Stored data
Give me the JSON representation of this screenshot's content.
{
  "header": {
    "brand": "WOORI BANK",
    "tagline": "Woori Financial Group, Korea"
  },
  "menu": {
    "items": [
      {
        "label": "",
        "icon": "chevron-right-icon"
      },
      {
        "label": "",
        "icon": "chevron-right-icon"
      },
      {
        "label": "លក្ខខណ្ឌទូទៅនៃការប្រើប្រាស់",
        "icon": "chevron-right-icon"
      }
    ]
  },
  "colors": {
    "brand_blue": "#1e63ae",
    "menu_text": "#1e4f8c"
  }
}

### DIRECTION
Copy every record exactly, with nothing added or dropped.

### TASK OUTPUT
Give me the JSON representation of this screenshot's content.
{
  "header": {
    "brand": "WOORI BANK",
    "tagline": "Woori Financial Group, Korea"
  },
  "menu": {
    "items": [
      {
        "label": "",
        "icon": "chevron-right-icon"
      },
      {
        "label": "",
        "icon": "chevron-right-icon"
      },
      {
        "label": "លក្ខខណ្ឌទូទៅនៃការប្រើប្រាស់",
        "icon": "chevron-right-icon"
      }
    ]
  },
  "colors": {
    "brand_blue": "#1e63ae",
    "menu_text": "#1e4f8c"
  }
}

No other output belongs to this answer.